| To do |
Output the material below unchanged, apart from leaving out the pictures.

● ● ● ● ●

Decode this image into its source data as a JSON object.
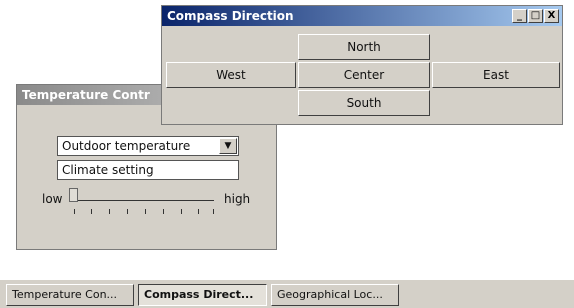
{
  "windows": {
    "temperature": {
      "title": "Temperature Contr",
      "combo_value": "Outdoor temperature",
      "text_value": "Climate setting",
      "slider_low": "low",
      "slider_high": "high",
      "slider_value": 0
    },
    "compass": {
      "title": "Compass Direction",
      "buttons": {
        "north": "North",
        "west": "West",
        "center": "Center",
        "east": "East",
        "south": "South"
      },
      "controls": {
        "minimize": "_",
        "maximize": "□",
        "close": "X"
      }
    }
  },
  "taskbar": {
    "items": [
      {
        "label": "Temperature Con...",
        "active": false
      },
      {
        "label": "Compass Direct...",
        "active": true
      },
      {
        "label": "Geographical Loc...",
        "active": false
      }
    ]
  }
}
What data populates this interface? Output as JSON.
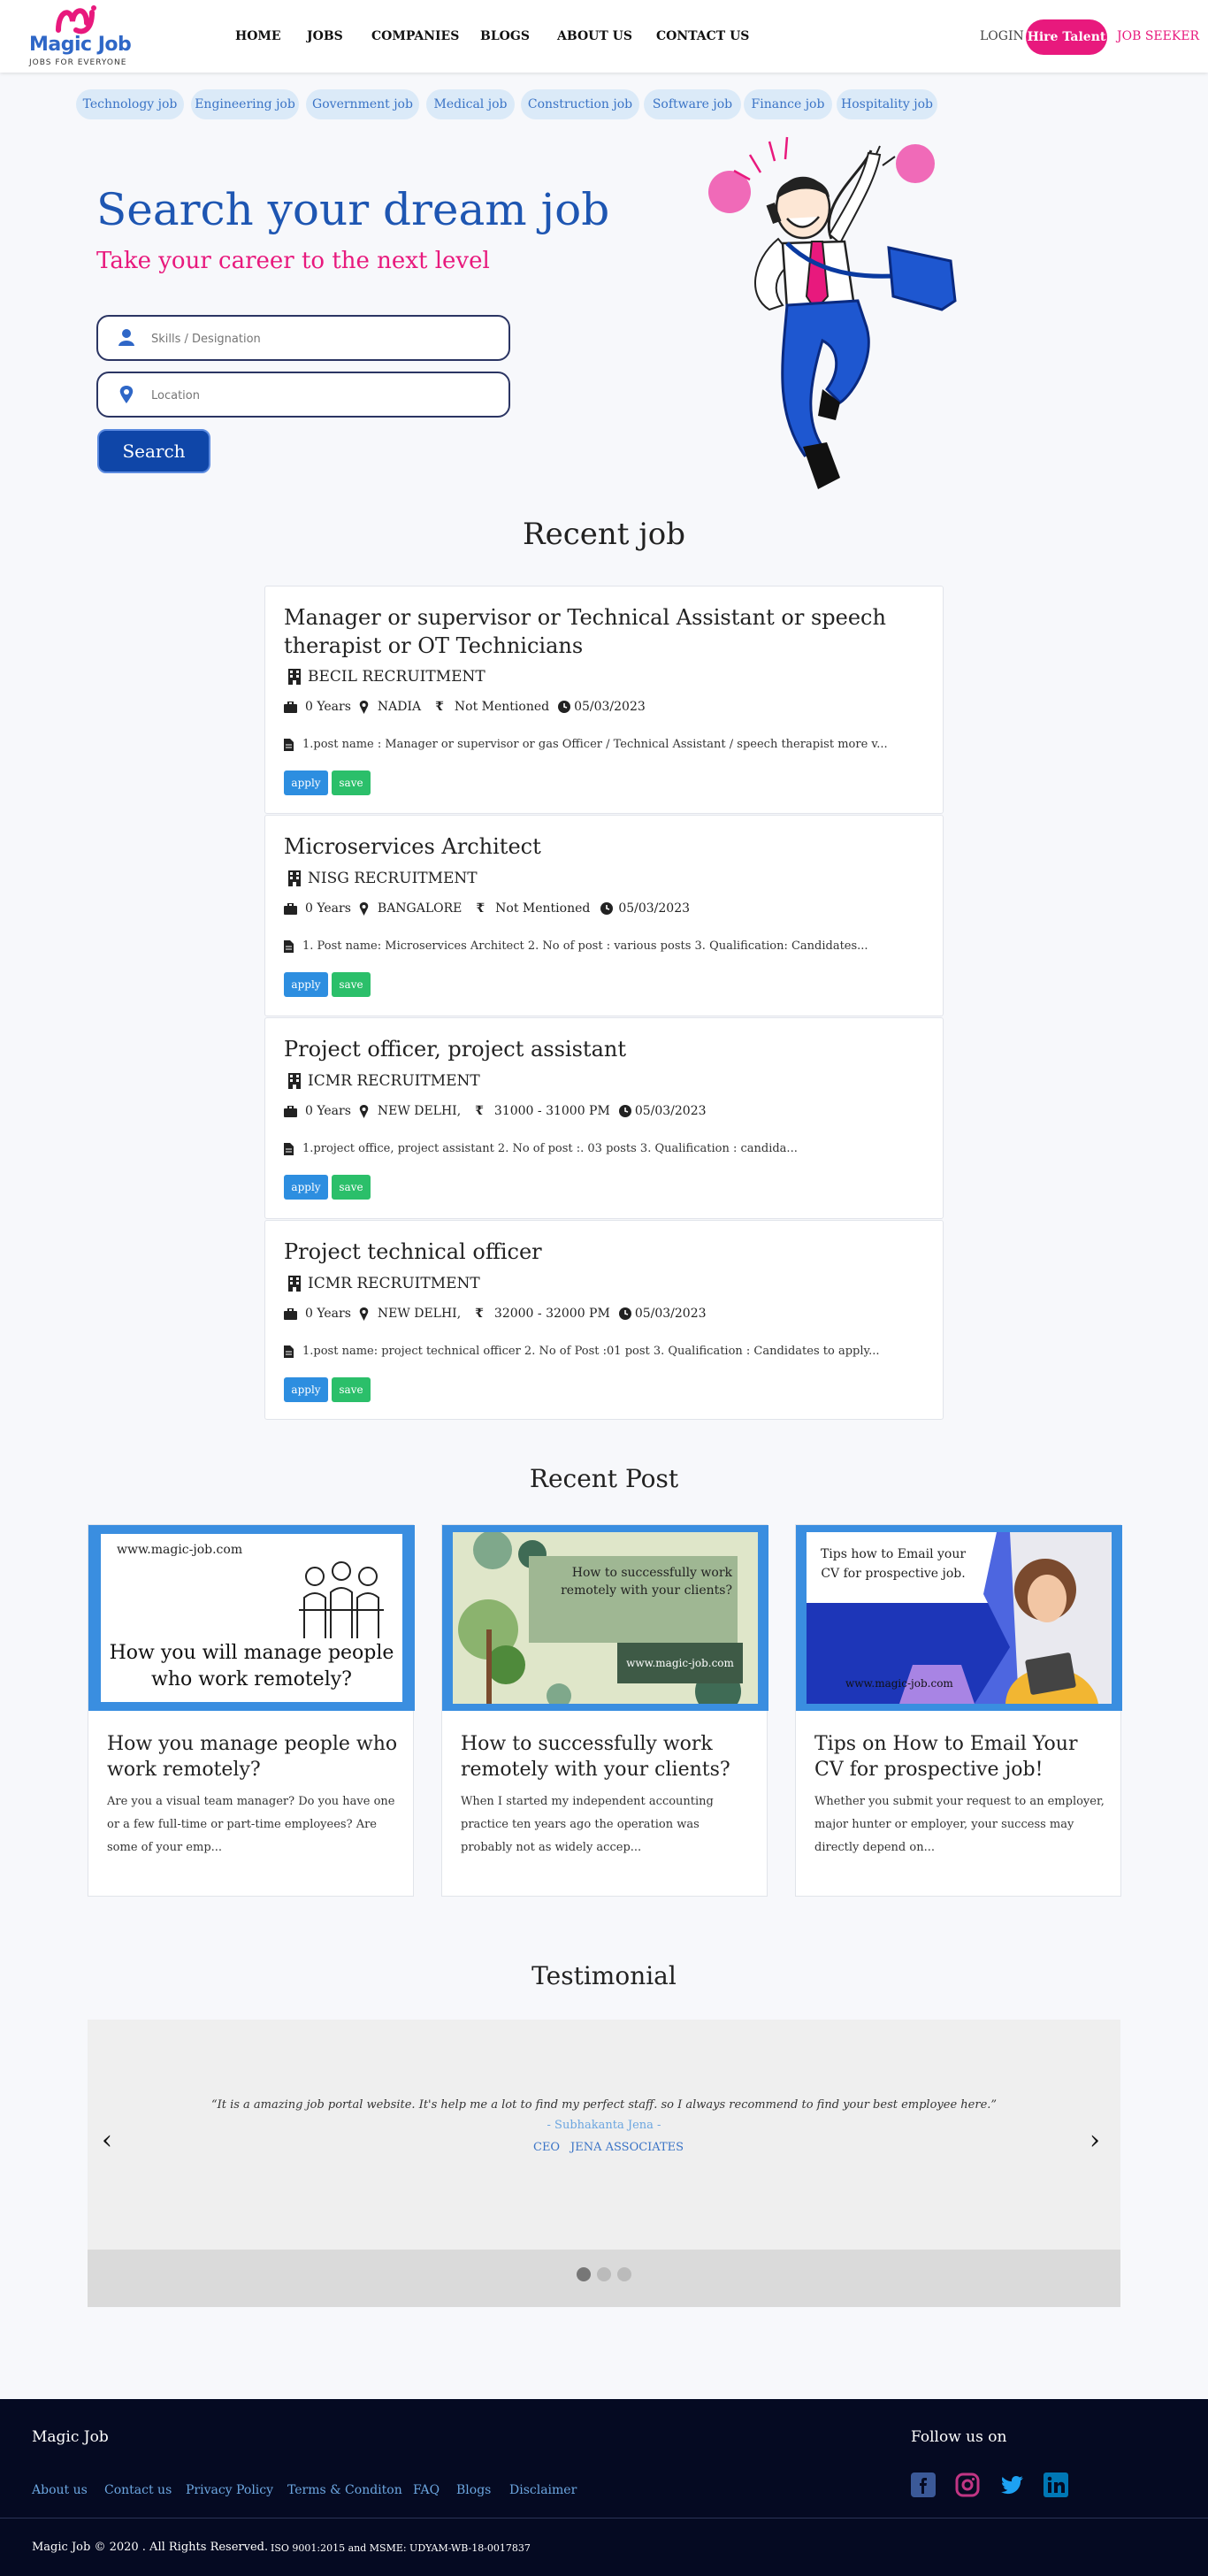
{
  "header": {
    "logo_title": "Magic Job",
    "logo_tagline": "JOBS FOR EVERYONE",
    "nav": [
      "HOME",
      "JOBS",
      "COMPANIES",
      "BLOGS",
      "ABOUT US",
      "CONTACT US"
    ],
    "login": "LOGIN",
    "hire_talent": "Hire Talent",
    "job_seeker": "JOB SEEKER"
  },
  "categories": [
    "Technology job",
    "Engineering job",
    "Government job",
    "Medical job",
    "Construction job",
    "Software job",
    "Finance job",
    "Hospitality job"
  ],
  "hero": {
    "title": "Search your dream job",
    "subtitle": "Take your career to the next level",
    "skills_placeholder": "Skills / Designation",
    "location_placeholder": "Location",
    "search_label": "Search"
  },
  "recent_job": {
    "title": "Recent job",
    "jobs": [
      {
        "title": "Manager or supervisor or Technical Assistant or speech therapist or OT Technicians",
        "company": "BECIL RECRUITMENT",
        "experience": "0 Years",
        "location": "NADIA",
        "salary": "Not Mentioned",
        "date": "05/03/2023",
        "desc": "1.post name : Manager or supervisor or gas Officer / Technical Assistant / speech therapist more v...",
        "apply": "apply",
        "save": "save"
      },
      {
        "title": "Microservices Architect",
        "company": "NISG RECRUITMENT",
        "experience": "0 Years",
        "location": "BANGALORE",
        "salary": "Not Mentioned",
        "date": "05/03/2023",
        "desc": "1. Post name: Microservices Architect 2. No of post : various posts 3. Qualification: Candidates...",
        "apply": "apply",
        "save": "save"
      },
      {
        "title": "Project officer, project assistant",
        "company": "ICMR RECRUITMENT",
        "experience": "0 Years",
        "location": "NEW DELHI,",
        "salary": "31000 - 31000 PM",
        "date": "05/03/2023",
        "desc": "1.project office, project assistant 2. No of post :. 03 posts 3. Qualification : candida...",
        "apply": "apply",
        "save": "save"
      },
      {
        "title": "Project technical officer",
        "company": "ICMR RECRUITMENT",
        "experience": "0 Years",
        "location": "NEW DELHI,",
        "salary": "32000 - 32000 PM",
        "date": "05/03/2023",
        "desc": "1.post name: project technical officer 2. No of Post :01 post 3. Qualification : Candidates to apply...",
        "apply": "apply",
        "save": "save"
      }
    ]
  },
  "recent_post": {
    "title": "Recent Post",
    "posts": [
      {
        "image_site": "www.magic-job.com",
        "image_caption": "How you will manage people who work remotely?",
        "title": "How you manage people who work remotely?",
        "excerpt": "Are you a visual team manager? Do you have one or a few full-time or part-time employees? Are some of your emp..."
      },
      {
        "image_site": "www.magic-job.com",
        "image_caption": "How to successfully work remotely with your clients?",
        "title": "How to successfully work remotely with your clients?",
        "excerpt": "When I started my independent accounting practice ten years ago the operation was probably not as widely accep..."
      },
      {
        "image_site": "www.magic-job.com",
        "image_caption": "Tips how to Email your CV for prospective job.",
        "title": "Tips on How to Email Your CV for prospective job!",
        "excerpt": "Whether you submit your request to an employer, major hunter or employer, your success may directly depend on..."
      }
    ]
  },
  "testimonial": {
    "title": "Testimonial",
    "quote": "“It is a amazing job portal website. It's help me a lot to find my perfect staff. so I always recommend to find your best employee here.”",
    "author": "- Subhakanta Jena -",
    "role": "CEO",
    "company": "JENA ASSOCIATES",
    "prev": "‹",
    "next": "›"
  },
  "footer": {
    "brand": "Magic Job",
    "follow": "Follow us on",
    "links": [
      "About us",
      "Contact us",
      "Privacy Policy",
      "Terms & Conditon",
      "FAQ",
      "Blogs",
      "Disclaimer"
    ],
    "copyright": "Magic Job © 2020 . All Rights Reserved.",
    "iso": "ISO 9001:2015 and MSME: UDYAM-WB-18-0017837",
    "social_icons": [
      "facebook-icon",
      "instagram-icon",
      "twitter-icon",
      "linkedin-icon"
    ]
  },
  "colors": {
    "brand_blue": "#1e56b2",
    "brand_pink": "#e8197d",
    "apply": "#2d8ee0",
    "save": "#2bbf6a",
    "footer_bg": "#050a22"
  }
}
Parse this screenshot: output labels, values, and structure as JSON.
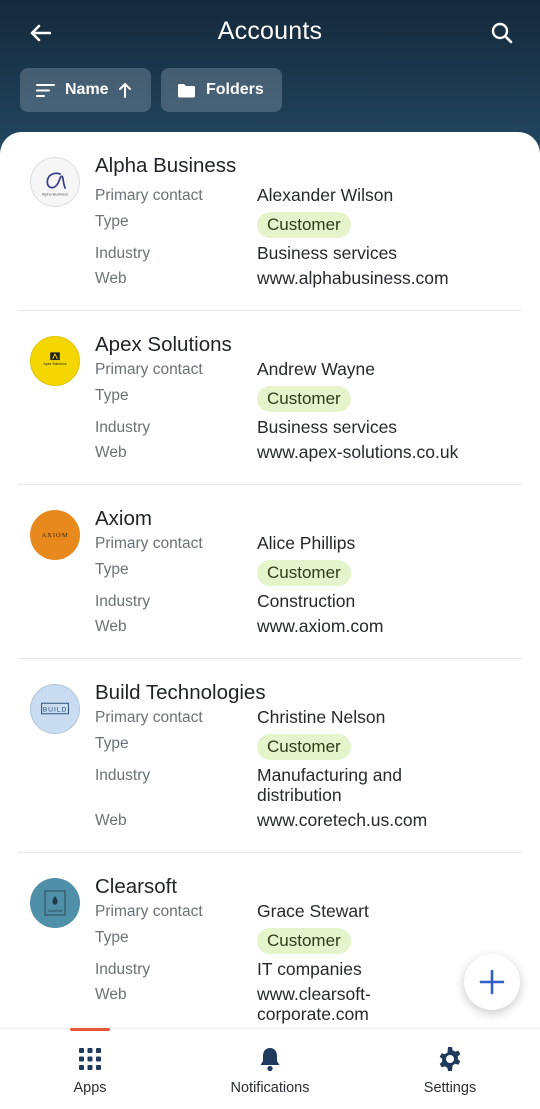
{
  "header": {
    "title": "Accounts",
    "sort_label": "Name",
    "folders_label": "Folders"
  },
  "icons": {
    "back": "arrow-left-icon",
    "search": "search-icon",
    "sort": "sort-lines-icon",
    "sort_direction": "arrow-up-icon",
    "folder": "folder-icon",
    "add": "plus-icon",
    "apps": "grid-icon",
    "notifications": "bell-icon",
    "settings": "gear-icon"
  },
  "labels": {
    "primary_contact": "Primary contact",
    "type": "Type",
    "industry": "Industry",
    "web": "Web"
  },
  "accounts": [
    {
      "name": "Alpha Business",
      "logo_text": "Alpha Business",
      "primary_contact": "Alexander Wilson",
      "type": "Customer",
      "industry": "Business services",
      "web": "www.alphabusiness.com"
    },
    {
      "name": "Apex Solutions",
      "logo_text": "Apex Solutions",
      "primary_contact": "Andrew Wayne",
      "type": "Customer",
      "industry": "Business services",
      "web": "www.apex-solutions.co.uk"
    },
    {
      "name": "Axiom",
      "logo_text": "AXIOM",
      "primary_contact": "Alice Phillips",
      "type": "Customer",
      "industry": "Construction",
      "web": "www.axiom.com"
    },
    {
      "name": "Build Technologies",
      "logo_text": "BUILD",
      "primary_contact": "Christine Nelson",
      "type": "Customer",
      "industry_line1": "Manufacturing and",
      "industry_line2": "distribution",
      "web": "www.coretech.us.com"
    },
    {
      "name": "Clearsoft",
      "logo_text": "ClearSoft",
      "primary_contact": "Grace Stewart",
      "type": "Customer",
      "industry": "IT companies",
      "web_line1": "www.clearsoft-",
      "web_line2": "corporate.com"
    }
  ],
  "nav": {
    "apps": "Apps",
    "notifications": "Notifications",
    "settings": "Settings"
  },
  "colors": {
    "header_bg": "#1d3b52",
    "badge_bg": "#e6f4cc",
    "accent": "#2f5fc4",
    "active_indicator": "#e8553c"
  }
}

● ● ● ● ●

| Written answer |
Decode this image into its source data as a JSON object.
{
  "windows": {
    "temperature": {
      "title": "Temperature Contr",
      "combo_value": "Outdoor temperature",
      "text_value": "Climate setting",
      "slider_low": "low",
      "slider_high": "high",
      "slider_value": 0
    },
    "compass": {
      "title": "Compass Direction",
      "buttons": {
        "north": "North",
        "west": "West",
        "center": "Center",
        "east": "East",
        "south": "South"
      },
      "controls": {
        "minimize": "_",
        "maximize": "□",
        "close": "X"
      }
    }
  },
  "taskbar": {
    "items": [
      {
        "label": "Temperature Con...",
        "active": false
      },
      {
        "label": "Compass Direct...",
        "active": true
      },
      {
        "label": "Geographical Loc...",
        "active": false
      }
    ]
  }
}
What data populates this interface? Output as JSON.
{
  "header": {
    "logo_title": "Magic Job",
    "logo_tagline": "JOBS FOR EVERYONE",
    "nav": [
      "HOME",
      "JOBS",
      "COMPANIES",
      "BLOGS",
      "ABOUT US",
      "CONTACT US"
    ],
    "login": "LOGIN",
    "hire_talent": "Hire Talent",
    "job_seeker": "JOB SEEKER"
  },
  "categories": [
    "Technology job",
    "Engineering job",
    "Government job",
    "Medical job",
    "Construction job",
    "Software job",
    "Finance job",
    "Hospitality job"
  ],
  "hero": {
    "title": "Search your dream job",
    "subtitle": "Take your career to the next level",
    "skills_placeholder": "Skills / Designation",
    "location_placeholder": "Location",
    "search_label": "Search"
  },
  "recent_job": {
    "title": "Recent job",
    "jobs": [
      {
        "title": "Manager or supervisor or Technical Assistant or speech therapist or OT Technicians",
        "company": "BECIL RECRUITMENT",
        "experience": "0 Years",
        "location": "NADIA",
        "salary": "Not Mentioned",
        "date": "05/03/2023",
        "desc": "1.post name : Manager or supervisor or gas Officer / Technical Assistant / speech therapist more v...",
        "apply": "apply",
        "save": "save"
      },
      {
        "title": "Microservices Architect",
        "company": "NISG RECRUITMENT",
        "experience": "0 Years",
        "location": "BANGALORE",
        "salary": "Not Mentioned",
        "date": "05/03/2023",
        "desc": "1. Post name: Microservices Architect 2. No of post : various posts 3. Qualification: Candidates...",
        "apply": "apply",
        "save": "save"
      },
      {
        "title": "Project officer, project assistant",
        "company": "ICMR RECRUITMENT",
        "experience": "0 Years",
        "location": "NEW DELHI,",
        "salary": "31000 - 31000 PM",
        "date": "05/03/2023",
        "desc": "1.project office, project assistant 2. No of post :. 03 posts 3. Qualification : candida...",
        "apply": "apply",
        "save": "save"
      },
      {
        "title": "Project technical officer",
        "company": "ICMR RECRUITMENT",
        "experience": "0 Years",
        "location": "NEW DELHI,",
        "salary": "32000 - 32000 PM",
        "date": "05/03/2023",
        "desc": "1.post name: project technical officer 2. No of Post :01 post 3. Qualification : Candidates to apply...",
        "apply": "apply",
        "save": "save"
      }
    ]
  },
  "recent_post": {
    "title": "Recent Post",
    "posts": [
      {
        "image_site": "www.magic-job.com",
        "image_caption": "How you will manage people who work remotely?",
        "title": "How you manage people who work remotely?",
        "excerpt": "Are you a visual team manager? Do you have one or a few full-time or part-time employees? Are some of your emp..."
      },
      {
        "image_site": "www.magic-job.com",
        "image_caption": "How to successfully work remotely with your clients?",
        "title": "How to successfully work remotely with your clients?",
        "excerpt": "When I started my independent accounting practice ten years ago the operation was probably not as widely accep..."
      },
      {
        "image_site": "www.magic-job.com",
        "image_caption": "Tips how to Email your CV for prospective job.",
        "title": "Tips on How to Email Your CV for prospective job!",
        "excerpt": "Whether you submit your request to an employer, major hunter or employer, your success may directly depend on..."
      }
    ]
  },
  "testimonial": {
    "title": "Testimonial",
    "quote": "“It is a amazing job portal website. It's help me a lot to find my perfect staff. so I always recommend to find your best employee here.”",
    "author": "- Subhakanta Jena -",
    "role": "CEO",
    "company": "JENA ASSOCIATES",
    "prev": "‹",
    "next": "›"
  },
  "footer": {
    "brand": "Magic Job",
    "follow": "Follow us on",
    "links": [
      "About us",
      "Contact us",
      "Privacy Policy",
      "Terms & Conditon",
      "FAQ",
      "Blogs",
      "Disclaimer"
    ],
    "copyright": "Magic Job © 2020 . All Rights Reserved.",
    "iso": "ISO 9001:2015 and MSME: UDYAM-WB-18-0017837",
    "social_icons": [
      "facebook-icon",
      "instagram-icon",
      "twitter-icon",
      "linkedin-icon"
    ]
  },
  "colors": {
    "brand_blue": "#1e56b2",
    "brand_pink": "#e8197d",
    "apply": "#2d8ee0",
    "save": "#2bbf6a",
    "footer_bg": "#050a22"
  }
}
Parse this screenshot: output labels, values, and structure as JSON.
{
  "header": {
    "title": "Accounts",
    "sort_label": "Name",
    "folders_label": "Folders"
  },
  "icons": {
    "back": "arrow-left-icon",
    "search": "search-icon",
    "sort": "sort-lines-icon",
    "sort_direction": "arrow-up-icon",
    "folder": "folder-icon",
    "add": "plus-icon",
    "apps": "grid-icon",
    "notifications": "bell-icon",
    "settings": "gear-icon"
  },
  "labels": {
    "primary_contact": "Primary contact",
    "type": "Type",
    "industry": "Industry",
    "web": "Web"
  },
  "accounts": [
    {
      "name": "Alpha Business",
      "logo_text": "Alpha Business",
      "primary_contact": "Alexander Wilson",
      "type": "Customer",
      "industry": "Business services",
      "web": "www.alphabusiness.com"
    },
    {
      "name": "Apex Solutions",
      "logo_text": "Apex Solutions",
      "primary_contact": "Andrew Wayne",
      "type": "Customer",
      "industry": "Business services",
      "web": "www.apex-solutions.co.uk"
    },
    {
      "name": "Axiom",
      "logo_text": "AXIOM",
      "primary_contact": "Alice Phillips",
      "type": "Customer",
      "industry": "Construction",
      "web": "www.axiom.com"
    },
    {
      "name": "Build Technologies",
      "logo_text": "BUILD",
      "primary_contact": "Christine Nelson",
      "type": "Customer",
      "industry_line1": "Manufacturing and",
      "industry_line2": "distribution",
      "web": "www.coretech.us.com"
    },
    {
      "name": "Clearsoft",
      "logo_text": "ClearSoft",
      "primary_contact": "Grace Stewart",
      "type": "Customer",
      "industry": "IT companies",
      "web_line1": "www.clearsoft-",
      "web_line2": "corporate.com"
    }
  ],
  "nav": {
    "apps": "Apps",
    "notifications": "Notifications",
    "settings": "Settings"
  },
  "colors": {
    "header_bg": "#1d3b52",
    "badge_bg": "#e6f4cc",
    "accent": "#2f5fc4",
    "active_indicator": "#e8553c"
  }
}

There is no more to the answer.